(Figure contents as structured data)

◆ ◆ ◆

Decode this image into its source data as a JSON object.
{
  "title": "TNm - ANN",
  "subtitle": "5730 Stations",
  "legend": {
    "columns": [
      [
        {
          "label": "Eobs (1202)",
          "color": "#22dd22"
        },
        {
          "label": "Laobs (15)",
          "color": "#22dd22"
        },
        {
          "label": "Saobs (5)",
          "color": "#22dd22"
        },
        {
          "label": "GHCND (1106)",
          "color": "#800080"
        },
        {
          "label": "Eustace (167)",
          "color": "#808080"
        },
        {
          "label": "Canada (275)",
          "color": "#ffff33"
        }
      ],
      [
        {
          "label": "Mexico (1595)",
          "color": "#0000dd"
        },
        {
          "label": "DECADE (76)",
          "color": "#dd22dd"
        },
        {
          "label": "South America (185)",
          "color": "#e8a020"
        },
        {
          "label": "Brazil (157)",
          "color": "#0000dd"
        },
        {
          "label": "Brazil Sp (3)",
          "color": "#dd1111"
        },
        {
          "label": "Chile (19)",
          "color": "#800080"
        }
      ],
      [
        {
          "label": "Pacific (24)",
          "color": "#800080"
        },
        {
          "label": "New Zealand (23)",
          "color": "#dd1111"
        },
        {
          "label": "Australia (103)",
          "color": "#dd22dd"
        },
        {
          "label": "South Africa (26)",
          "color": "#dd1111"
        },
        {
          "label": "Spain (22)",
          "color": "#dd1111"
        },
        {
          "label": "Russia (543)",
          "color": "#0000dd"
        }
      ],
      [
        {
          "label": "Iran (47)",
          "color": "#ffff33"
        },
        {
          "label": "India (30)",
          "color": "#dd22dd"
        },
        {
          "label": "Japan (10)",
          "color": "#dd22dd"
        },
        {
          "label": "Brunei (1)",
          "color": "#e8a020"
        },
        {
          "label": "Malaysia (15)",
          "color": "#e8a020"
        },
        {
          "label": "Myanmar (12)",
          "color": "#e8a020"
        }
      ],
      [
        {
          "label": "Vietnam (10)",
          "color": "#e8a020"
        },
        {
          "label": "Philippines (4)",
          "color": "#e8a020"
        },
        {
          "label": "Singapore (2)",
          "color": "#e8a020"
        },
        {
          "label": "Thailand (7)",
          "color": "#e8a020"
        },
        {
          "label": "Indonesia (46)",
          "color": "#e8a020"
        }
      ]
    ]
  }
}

◆ ◆ ◆

### WHAT IS ASKED
Single out each line of the records above with the string "South" in it, and copy it.

### EXERCISE RESPONSE
          "label": "South America (185)",
          "label": "South Africa (26)",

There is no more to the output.